Copy each line that holds "Channel".
═════ RECORDS TO PROCESS
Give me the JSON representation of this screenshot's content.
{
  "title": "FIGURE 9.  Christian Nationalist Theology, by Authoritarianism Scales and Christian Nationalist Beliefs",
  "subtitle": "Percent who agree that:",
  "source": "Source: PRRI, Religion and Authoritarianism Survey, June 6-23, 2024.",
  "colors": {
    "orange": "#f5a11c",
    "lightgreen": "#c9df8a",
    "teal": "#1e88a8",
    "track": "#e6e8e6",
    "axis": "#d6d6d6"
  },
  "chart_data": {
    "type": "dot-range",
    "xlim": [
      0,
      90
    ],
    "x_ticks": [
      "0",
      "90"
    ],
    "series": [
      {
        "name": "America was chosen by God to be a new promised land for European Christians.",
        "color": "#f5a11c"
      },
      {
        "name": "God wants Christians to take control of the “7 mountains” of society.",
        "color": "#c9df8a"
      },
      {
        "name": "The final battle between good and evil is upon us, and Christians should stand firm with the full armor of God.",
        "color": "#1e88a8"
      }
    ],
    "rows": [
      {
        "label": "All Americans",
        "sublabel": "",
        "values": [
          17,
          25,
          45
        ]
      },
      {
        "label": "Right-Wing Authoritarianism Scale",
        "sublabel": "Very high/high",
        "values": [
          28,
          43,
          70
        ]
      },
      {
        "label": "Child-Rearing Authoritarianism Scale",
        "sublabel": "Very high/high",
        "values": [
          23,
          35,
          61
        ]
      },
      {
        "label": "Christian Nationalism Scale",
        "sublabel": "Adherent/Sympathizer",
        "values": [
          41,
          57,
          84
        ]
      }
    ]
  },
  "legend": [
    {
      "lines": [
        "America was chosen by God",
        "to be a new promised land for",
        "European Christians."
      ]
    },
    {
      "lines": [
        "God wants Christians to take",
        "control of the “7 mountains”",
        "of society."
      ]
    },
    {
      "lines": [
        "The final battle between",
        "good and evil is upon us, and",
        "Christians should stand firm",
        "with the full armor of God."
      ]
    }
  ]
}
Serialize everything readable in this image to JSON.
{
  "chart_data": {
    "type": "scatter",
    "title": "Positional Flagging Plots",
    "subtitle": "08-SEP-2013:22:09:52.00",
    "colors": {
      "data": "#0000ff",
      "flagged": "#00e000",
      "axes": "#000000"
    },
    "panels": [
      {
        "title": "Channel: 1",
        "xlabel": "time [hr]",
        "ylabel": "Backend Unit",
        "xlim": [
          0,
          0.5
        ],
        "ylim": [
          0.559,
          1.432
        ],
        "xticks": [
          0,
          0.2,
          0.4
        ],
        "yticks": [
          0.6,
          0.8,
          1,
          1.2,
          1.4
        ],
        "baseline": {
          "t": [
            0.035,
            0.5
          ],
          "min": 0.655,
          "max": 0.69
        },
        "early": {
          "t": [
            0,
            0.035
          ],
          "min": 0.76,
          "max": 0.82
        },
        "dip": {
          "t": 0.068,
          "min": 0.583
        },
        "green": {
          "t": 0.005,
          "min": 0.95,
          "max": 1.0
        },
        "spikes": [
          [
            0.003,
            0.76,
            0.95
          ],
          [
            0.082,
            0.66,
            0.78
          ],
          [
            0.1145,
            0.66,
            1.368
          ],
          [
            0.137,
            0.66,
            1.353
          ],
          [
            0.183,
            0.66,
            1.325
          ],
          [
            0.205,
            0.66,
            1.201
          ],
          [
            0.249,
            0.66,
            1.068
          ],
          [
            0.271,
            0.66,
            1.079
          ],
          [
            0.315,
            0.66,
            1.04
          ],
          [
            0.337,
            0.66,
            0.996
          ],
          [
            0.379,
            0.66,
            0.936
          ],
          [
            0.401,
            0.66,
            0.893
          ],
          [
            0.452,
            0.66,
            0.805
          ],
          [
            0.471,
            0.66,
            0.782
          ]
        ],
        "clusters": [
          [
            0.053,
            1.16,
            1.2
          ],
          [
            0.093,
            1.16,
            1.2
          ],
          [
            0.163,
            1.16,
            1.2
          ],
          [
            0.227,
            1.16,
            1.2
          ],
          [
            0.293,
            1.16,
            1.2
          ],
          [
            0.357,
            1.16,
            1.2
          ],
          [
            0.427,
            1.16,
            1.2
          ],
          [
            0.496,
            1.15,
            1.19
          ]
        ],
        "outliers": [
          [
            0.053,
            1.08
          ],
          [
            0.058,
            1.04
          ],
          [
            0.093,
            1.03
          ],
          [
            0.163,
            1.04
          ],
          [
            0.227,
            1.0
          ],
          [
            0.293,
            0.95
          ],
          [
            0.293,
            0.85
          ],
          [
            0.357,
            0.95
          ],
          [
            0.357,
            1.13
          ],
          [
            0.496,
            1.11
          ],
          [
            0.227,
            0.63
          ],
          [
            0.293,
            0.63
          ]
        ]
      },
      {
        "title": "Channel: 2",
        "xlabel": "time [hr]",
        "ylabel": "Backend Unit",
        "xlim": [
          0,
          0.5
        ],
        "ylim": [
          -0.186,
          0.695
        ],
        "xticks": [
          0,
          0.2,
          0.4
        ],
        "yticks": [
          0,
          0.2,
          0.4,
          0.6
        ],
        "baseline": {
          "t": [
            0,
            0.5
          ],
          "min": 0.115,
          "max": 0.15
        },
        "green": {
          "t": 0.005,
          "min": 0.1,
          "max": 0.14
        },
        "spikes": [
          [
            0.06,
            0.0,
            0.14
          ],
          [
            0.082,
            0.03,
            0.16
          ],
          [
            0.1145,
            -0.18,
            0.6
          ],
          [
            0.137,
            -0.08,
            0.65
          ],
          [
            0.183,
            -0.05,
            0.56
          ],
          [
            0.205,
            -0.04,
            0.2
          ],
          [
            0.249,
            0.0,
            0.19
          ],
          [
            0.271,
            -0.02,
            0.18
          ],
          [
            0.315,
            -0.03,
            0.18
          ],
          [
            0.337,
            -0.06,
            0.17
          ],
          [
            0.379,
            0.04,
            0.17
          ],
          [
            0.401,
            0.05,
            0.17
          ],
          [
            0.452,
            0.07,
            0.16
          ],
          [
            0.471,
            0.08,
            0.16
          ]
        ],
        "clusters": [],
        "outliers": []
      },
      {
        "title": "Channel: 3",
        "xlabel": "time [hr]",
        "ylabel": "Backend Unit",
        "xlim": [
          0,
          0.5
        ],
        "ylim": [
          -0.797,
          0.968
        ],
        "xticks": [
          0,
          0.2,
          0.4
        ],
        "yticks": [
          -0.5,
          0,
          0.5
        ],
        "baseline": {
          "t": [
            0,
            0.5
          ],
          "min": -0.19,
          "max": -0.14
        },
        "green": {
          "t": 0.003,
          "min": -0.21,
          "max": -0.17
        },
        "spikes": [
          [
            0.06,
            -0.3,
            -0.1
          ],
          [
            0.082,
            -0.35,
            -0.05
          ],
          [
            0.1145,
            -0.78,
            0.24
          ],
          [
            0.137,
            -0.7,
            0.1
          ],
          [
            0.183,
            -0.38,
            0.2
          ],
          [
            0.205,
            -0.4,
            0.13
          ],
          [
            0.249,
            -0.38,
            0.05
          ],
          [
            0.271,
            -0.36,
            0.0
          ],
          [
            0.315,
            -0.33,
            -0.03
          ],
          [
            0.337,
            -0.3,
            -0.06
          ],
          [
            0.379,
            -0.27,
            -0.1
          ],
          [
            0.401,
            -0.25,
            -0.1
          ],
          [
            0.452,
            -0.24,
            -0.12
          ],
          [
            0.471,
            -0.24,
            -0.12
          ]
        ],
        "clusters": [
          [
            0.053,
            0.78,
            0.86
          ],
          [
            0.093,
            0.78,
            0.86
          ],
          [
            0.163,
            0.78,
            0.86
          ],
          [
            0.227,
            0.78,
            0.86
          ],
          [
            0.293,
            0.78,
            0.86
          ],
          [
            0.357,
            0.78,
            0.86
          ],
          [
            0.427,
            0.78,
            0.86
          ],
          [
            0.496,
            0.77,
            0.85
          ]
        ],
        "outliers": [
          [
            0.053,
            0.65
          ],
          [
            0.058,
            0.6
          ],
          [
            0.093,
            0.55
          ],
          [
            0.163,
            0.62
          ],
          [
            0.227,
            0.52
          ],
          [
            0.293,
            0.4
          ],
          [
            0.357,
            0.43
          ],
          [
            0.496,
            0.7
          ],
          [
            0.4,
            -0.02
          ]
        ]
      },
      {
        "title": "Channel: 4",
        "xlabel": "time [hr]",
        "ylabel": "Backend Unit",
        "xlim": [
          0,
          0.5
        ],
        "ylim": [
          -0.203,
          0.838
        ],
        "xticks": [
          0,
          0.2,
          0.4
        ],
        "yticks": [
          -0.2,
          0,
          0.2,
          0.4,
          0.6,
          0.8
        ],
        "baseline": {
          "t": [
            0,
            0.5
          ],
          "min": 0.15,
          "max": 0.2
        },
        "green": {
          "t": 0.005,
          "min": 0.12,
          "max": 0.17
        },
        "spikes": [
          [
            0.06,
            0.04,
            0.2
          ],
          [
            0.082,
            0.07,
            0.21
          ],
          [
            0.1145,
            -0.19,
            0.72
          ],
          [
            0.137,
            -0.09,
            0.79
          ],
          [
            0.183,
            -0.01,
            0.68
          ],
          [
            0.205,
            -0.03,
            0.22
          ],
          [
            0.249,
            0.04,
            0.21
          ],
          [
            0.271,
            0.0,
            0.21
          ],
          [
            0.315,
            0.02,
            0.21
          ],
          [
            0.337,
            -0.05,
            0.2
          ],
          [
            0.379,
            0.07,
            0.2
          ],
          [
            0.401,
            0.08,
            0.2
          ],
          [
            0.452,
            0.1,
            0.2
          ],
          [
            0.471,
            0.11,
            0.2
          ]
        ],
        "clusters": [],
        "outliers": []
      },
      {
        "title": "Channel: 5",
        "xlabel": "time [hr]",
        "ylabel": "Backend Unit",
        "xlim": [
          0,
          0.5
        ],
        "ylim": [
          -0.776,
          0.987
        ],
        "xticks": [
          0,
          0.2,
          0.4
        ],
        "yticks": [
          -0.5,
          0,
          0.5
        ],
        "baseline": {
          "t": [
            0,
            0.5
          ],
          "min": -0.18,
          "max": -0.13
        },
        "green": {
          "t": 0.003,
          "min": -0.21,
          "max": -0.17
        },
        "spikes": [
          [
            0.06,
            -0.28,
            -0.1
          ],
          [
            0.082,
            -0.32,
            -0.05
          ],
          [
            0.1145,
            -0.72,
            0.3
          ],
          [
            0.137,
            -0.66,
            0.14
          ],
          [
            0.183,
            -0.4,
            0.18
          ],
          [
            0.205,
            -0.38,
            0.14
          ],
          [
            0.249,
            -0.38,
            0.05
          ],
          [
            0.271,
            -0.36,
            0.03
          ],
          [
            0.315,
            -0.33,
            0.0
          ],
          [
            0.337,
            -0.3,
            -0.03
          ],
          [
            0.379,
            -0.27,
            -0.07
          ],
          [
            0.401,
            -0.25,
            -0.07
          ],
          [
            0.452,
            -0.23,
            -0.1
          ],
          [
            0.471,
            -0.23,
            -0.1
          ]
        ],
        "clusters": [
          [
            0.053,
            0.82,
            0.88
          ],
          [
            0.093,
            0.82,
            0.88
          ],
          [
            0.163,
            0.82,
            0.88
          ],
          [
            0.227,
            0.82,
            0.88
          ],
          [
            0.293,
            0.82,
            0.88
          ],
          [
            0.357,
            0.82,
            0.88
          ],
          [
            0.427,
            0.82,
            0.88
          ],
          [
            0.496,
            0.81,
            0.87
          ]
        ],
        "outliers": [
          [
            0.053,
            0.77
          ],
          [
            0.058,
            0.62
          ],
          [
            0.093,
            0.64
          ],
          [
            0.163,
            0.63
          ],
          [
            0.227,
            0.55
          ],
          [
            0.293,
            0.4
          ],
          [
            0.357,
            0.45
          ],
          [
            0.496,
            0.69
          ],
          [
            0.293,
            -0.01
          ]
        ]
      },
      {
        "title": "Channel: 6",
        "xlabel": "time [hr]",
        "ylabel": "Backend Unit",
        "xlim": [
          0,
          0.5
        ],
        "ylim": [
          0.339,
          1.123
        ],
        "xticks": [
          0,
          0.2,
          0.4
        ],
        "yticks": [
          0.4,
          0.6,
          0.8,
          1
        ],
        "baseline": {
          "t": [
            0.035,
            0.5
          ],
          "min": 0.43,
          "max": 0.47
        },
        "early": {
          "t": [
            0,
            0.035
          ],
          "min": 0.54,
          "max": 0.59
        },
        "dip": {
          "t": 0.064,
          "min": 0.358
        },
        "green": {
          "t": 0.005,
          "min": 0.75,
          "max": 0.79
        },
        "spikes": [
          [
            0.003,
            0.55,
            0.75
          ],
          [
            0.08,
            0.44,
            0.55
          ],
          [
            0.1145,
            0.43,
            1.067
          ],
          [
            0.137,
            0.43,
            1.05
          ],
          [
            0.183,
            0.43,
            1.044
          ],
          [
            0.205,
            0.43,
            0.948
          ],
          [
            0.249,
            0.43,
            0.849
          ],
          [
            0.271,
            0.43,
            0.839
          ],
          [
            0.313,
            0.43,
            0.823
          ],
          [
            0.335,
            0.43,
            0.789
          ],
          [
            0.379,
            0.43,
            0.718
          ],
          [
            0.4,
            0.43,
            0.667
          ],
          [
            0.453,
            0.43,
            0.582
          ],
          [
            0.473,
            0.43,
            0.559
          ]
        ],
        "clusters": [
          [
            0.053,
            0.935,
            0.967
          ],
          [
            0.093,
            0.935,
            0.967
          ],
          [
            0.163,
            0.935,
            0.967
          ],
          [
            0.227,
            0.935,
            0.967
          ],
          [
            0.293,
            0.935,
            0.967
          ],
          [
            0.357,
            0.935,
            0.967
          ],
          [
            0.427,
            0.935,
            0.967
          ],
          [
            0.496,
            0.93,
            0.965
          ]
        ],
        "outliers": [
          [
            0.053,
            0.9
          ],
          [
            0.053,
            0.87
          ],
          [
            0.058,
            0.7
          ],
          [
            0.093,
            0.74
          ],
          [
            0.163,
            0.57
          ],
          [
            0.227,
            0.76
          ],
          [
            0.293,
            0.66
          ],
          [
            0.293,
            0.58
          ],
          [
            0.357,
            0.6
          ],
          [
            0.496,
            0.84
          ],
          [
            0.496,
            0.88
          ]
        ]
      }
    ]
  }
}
══════════
WRITTEN SOLUTION >>
        "title": "Channel: 1",
        "title": "Channel: 2",
        "title": "Channel: 3",
        "title": "Channel: 4",
        "title": "Channel: 5",
        "title": "Channel: 6",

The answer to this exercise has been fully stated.